> _DIRECTION_
Find the word "JSON" in the material below and gather every line that contains it.

> _PROVIDED ENTRIES_
↓

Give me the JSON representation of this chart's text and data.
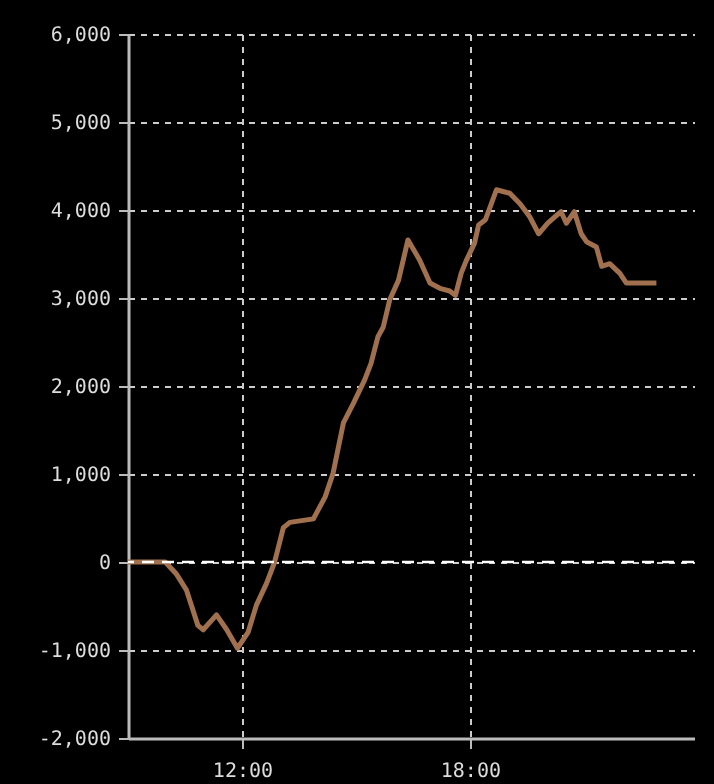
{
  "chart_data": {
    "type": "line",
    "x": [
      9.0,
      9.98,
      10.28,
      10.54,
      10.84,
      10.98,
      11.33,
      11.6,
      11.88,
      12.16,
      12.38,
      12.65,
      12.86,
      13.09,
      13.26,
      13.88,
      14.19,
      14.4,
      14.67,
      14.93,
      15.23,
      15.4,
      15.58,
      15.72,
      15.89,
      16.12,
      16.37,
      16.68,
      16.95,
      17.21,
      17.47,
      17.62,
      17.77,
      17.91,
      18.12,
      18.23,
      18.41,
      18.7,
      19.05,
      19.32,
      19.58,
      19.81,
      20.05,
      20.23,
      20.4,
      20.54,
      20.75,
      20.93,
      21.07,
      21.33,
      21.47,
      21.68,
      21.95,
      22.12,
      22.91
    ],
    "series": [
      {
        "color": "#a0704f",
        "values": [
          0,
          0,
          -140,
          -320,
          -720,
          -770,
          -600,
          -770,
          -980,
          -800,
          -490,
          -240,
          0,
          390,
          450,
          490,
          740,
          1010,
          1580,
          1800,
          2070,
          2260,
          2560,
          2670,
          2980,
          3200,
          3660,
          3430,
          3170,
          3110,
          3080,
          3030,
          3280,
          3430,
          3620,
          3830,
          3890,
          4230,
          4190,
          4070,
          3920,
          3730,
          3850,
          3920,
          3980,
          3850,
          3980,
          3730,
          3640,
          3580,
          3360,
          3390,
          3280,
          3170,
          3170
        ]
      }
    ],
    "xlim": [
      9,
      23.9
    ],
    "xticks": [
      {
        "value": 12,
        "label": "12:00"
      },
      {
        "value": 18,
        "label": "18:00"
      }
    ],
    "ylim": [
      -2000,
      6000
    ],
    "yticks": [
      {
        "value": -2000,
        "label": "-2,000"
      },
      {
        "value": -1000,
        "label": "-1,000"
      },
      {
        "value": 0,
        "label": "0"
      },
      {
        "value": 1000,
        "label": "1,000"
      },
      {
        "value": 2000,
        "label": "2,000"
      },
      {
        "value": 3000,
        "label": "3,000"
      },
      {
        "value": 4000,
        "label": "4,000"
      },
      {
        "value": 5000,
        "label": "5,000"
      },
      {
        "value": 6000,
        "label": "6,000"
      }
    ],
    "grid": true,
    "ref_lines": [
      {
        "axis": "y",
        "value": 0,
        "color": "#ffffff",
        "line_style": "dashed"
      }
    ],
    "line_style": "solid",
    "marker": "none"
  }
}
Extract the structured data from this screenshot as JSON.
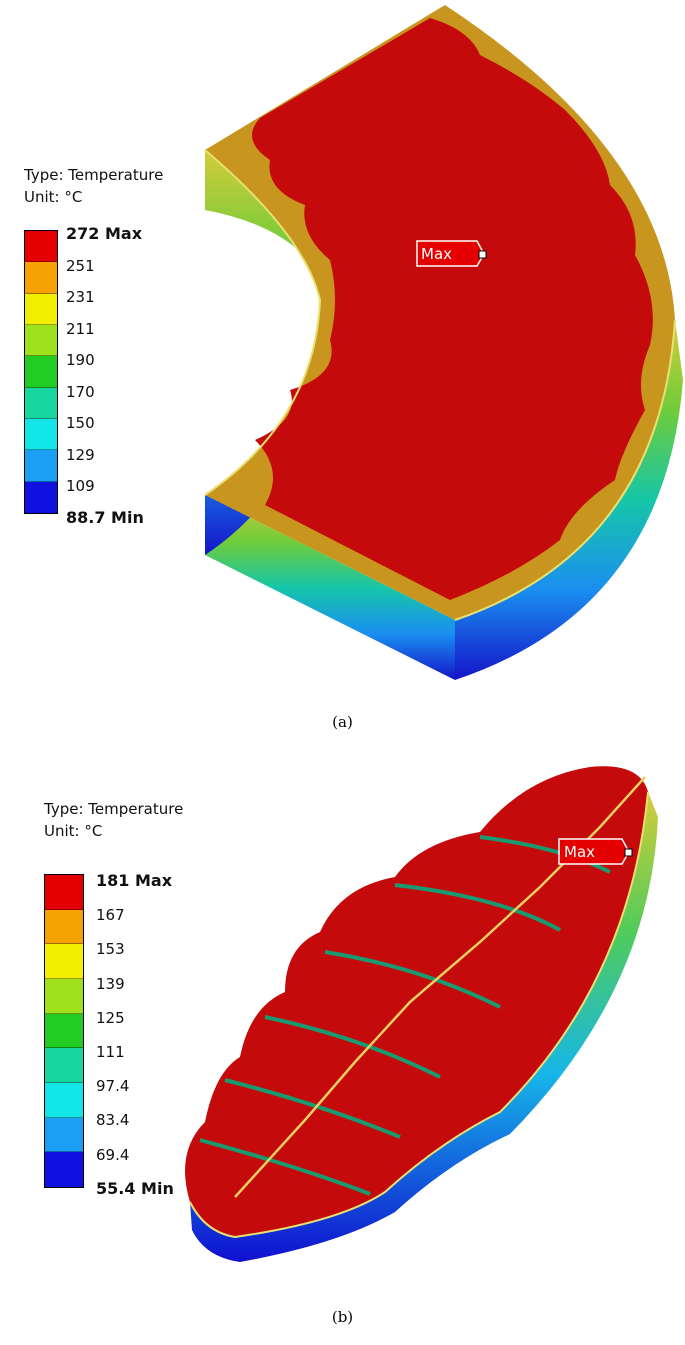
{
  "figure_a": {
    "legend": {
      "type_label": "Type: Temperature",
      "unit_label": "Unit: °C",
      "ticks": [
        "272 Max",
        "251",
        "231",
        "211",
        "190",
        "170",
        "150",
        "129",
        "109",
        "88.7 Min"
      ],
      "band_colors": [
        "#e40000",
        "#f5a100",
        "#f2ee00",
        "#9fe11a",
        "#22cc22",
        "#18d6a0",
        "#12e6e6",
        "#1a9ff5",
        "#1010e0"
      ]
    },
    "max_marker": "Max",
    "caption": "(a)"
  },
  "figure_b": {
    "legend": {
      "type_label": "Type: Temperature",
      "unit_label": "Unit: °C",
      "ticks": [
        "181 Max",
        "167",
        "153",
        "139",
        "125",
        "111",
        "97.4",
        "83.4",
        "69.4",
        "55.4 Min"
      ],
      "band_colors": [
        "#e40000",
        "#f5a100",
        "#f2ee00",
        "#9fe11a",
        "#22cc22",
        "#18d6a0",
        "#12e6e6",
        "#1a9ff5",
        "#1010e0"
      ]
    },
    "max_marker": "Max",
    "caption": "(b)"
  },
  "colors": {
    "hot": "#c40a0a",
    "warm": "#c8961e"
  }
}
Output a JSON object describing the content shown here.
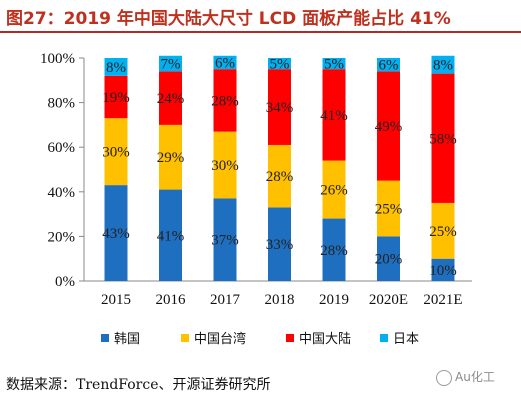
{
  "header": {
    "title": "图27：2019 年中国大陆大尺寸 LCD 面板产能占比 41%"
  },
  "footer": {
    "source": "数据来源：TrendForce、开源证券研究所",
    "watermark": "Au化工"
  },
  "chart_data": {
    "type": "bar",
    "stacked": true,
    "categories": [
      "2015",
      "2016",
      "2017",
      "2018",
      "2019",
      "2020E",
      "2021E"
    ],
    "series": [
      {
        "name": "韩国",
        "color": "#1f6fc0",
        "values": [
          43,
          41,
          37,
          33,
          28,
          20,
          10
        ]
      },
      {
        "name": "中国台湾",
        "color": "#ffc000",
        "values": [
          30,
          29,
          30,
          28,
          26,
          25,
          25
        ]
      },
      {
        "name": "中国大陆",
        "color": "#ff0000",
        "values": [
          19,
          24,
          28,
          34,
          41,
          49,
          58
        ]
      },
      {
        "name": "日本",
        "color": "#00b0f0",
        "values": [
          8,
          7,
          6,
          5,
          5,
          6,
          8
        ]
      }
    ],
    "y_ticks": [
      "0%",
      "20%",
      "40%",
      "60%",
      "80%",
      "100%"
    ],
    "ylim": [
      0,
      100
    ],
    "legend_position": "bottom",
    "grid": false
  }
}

↑

> _FINAL RESULT_
Give me the JSON representation of this chart's text and data.
Extract the structured data from this screenshot as JSON.
Output a JSON object describing the content shown here.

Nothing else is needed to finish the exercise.